▶ WHAT YOU ARE ASKED TO DO
Read the records below. Copy each line where the string "rate" occurs.

----------

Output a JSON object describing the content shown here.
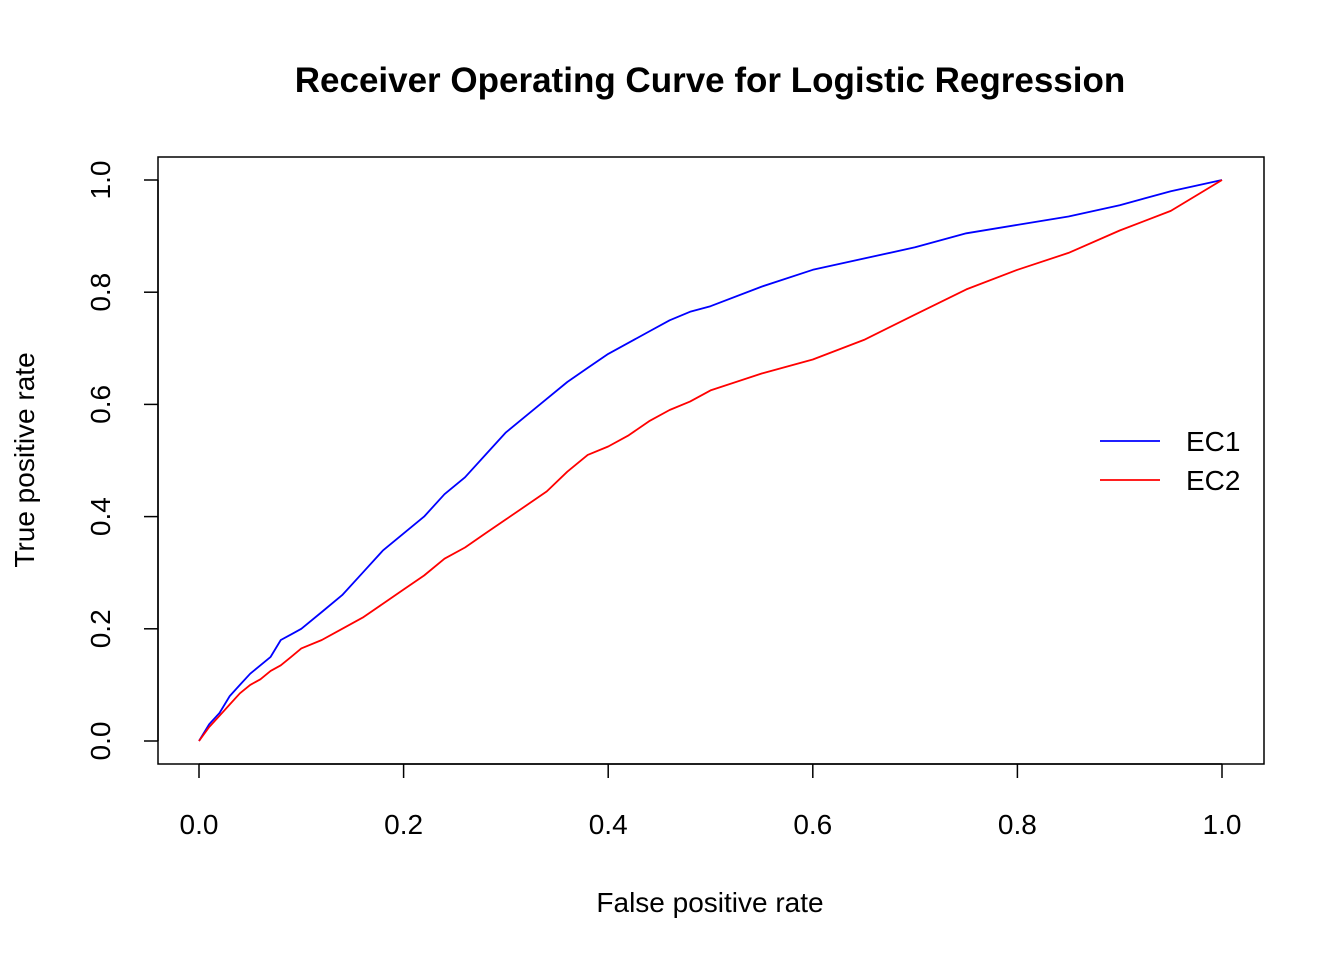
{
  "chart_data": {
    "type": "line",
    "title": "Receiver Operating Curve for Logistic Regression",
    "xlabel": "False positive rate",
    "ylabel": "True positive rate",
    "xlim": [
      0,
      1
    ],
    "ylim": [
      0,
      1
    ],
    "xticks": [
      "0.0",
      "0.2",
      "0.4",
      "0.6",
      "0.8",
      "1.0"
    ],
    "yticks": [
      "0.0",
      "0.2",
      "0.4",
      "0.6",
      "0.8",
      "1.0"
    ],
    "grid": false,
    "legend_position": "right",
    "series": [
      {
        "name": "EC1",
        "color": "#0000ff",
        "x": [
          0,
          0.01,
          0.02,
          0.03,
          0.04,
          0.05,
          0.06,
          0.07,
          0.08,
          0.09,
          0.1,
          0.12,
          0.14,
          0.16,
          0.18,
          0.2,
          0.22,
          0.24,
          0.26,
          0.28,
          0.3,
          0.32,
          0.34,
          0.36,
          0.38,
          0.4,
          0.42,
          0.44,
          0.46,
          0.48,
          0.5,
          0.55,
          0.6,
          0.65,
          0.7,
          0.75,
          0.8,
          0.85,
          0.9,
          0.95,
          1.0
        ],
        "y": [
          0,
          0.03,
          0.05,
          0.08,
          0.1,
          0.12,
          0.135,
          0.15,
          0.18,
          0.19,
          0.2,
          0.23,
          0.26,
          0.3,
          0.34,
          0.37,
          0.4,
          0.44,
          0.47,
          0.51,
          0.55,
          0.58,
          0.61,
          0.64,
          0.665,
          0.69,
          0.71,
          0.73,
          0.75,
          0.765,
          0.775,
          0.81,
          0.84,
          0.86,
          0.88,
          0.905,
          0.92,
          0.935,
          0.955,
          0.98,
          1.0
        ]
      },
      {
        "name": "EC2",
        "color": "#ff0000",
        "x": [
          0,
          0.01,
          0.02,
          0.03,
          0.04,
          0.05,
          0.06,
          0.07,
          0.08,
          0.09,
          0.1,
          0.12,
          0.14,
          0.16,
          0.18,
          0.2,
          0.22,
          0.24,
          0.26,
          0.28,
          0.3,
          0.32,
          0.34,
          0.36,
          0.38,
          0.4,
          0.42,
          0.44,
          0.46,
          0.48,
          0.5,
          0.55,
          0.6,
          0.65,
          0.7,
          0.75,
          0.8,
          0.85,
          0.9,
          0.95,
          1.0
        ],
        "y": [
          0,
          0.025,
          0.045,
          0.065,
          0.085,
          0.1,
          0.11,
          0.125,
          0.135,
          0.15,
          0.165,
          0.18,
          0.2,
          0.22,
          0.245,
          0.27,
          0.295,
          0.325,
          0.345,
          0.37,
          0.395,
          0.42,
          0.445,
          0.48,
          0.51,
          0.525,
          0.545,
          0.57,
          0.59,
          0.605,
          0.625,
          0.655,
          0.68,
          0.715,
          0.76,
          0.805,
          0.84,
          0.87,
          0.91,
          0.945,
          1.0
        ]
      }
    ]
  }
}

----------

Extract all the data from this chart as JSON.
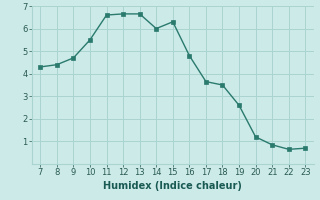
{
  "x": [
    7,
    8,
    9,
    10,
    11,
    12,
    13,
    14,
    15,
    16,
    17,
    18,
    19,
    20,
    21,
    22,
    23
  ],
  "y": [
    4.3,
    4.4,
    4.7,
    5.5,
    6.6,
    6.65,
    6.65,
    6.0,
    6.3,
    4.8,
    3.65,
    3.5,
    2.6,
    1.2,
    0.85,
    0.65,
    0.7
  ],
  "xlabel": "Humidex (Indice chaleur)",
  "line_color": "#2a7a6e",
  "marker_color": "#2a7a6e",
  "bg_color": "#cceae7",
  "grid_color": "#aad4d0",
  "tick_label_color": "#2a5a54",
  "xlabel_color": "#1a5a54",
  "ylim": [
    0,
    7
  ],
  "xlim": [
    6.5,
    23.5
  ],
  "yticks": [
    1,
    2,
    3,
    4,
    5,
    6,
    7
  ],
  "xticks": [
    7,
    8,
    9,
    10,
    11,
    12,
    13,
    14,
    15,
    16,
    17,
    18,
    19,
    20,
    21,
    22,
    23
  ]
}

----------

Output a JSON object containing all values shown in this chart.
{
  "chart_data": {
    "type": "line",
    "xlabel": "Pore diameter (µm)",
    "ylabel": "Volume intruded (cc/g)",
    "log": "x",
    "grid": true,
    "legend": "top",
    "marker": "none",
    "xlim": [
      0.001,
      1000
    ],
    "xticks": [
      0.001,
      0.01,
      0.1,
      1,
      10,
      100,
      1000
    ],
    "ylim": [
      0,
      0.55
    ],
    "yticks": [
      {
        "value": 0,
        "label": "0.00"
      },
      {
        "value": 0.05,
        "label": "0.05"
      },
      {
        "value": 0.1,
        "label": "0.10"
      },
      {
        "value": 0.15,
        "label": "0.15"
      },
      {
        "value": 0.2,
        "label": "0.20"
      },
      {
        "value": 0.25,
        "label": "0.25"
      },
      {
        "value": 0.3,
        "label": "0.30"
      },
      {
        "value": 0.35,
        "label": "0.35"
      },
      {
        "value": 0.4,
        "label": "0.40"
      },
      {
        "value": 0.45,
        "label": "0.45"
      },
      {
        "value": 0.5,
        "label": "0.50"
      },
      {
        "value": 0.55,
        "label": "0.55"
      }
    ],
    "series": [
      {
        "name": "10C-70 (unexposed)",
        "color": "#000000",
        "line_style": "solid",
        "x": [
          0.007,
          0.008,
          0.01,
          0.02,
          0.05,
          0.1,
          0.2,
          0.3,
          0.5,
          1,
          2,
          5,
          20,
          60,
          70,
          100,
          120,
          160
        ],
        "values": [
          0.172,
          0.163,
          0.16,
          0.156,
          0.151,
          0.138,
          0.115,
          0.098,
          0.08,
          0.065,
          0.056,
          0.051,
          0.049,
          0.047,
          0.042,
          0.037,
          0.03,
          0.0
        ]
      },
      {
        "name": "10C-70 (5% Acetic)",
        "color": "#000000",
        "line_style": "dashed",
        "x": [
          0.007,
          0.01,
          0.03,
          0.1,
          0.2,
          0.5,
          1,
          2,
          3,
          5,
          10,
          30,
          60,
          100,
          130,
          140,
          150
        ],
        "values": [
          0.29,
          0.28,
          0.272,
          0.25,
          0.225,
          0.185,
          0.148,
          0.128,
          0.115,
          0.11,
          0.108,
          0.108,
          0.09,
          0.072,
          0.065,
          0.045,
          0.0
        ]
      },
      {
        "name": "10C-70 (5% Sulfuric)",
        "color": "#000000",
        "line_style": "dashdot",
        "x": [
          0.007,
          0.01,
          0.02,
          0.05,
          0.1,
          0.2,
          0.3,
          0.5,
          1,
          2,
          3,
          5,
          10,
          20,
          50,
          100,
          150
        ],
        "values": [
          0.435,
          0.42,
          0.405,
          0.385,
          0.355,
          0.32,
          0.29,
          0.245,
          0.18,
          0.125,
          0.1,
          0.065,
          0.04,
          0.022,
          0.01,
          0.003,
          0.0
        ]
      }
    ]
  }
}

----------

▶ TASK RESULT
    "xlabel": "False positive rate",
    "ylabel": "True positive rate",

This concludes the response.